>> Start Provided material

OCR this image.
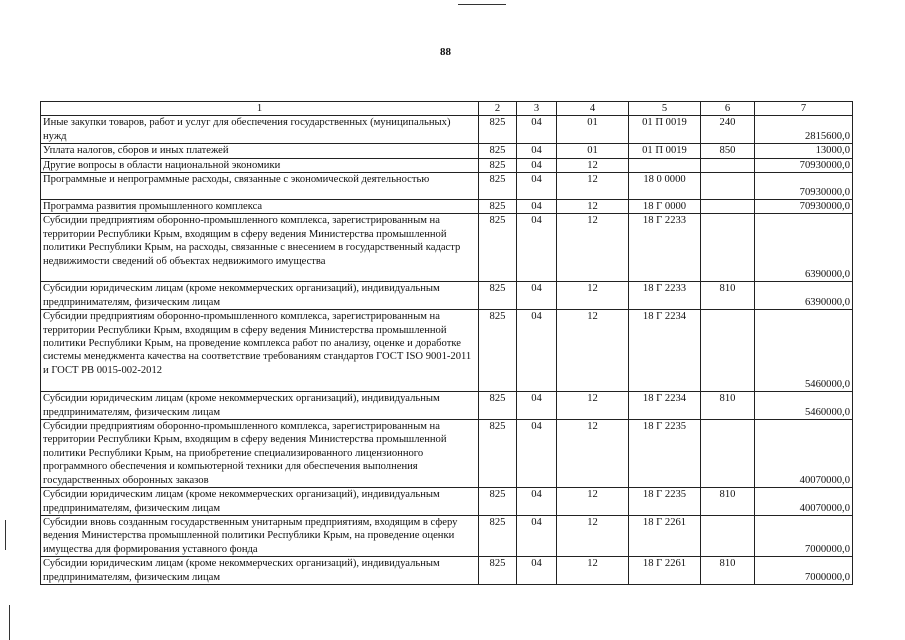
88
1	2	3	4	5	6	7
Иные закупки товаров, работ и услуг для обеспечения государственных (муниципальных) нужд	825	04	01	01 П 0019	240	2815600,0
Уплата налогов, сборов и иных платежей	825	04	01	01 П 0019	850	13000,0
Другие вопросы в области национальной экономики	825	04	12			70930000,0
Программные и непрограммные расходы, связанные с экономической деятельностью	825	04	12	18 0 0000		70930000,0
Программа развития промышленного комплекса	825	04	12	18 Г 0000		70930000,0
Субсидии предприятиям оборонно-промышленного комплекса, зарегистрированным на территории Республики Крым, входящим в сферу ведения Министерства промышленной политики Республики Крым, на расходы, связанные с внесением в государственный кадастр недвижимости сведений об объектах недвижимого имущества	825	04	12	18 Г 2233		6390000,0
Субсидии юридическим лицам (кроме некоммерческих организаций), индивидуальным предпринимателям, физическим лицам	825	04	12	18 Г 2233	810	6390000,0
Субсидии предприятиям оборонно-промышленного комплекса, зарегистрированным на территории Республики Крым, входящим в сферу ведения Министерства промышленной политики Республики Крым, на проведение комплекса работ по анализу, оценке и доработке системы менеджмента качества на соответствие требованиям стандартов ГОСТ ISO 9001-2011 и ГОСТ РВ 0015-002-2012	825	04	12	18 Г 2234		5460000,0
Субсидии юридическим лицам (кроме некоммерческих организаций), индивидуальным предпринимателям, физическим лицам	825	04	12	18 Г 2234	810	5460000,0
Субсидии предприятиям оборонно-промышленного комплекса, зарегистрированным на территории Республики Крым, входящим в сферу ведения Министерства промышленной политики Республики Крым, на приобретение специализированного лицензионного программного обеспечения и компьютерной техники для обеспечения выполнения государственных оборонных заказов	825	04	12	18 Г 2235		40070000,0
Субсидии юридическим лицам (кроме некоммерческих организаций), индивидуальным предпринимателям, физическим лицам	825	04	12	18 Г 2235	810	40070000,0
Субсидии вновь созданным государственным унитарным предприятиям, входящим в сферу ведения Министерства промышленной политики Республики Крым, на проведение оценки имущества для формирования уставного фонда	825	04	12	18 Г 2261		7000000,0
Субсидии юридическим лицам (кроме некоммерческих организаций), индивидуальным предпринимателям, физическим лицам	825	04	12	18 Г 2261	810	7000000,0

>> End Provided material

The problem –
Without the pictures, return all the records precisely as they stand.

Written response –
OCR this image.
88
1	2	3	4	5	6	7
Иные закупки товаров, работ и услуг для обеспечения государственных (муниципальных) нужд	825	04	01	01 П 0019	240	2815600,0
Уплата налогов, сборов и иных платежей	825	04	01	01 П 0019	850	13000,0
Другие вопросы в области национальной экономики	825	04	12			70930000,0
Программные и непрограммные расходы, связанные с экономической деятельностью	825	04	12	18 0 0000		70930000,0
Программа развития промышленного комплекса	825	04	12	18 Г 0000		70930000,0
Субсидии предприятиям оборонно-промышленного комплекса, зарегистрированным на территории Республики Крым, входящим в сферу ведения Министерства промышленной политики Республики Крым, на расходы, связанные с внесением в государственный кадастр недвижимости сведений об объектах недвижимого имущества	825	04	12	18 Г 2233		6390000,0
Субсидии юридическим лицам (кроме некоммерческих организаций), индивидуальным предпринимателям, физическим лицам	825	04	12	18 Г 2233	810	6390000,0
Субсидии предприятиям оборонно-промышленного комплекса, зарегистрированным на территории Республики Крым, входящим в сферу ведения Министерства промышленной политики Республики Крым, на проведение комплекса работ по анализу, оценке и доработке системы менеджмента качества на соответствие требованиям стандартов ГОСТ ISO 9001-2011 и ГОСТ РВ 0015-002-2012	825	04	12	18 Г 2234		5460000,0
Субсидии юридическим лицам (кроме некоммерческих организаций), индивидуальным предпринимателям, физическим лицам	825	04	12	18 Г 2234	810	5460000,0
Субсидии предприятиям оборонно-промышленного комплекса, зарегистрированным на территории Республики Крым, входящим в сферу ведения Министерства промышленной политики Республики Крым, на приобретение специализированного лицензионного программного обеспечения и компьютерной техники для обеспечения выполнения государственных оборонных заказов	825	04	12	18 Г 2235		40070000,0
Субсидии юридическим лицам (кроме некоммерческих организаций), индивидуальным предпринимателям, физическим лицам	825	04	12	18 Г 2235	810	40070000,0
Субсидии вновь созданным государственным унитарным предприятиям, входящим в сферу ведения Министерства промышленной политики Республики Крым, на проведение оценки имущества для формирования уставного фонда	825	04	12	18 Г 2261		7000000,0
Субсидии юридическим лицам (кроме некоммерческих организаций), индивидуальным предпринимателям, физическим лицам	825	04	12	18 Г 2261	810	7000000,0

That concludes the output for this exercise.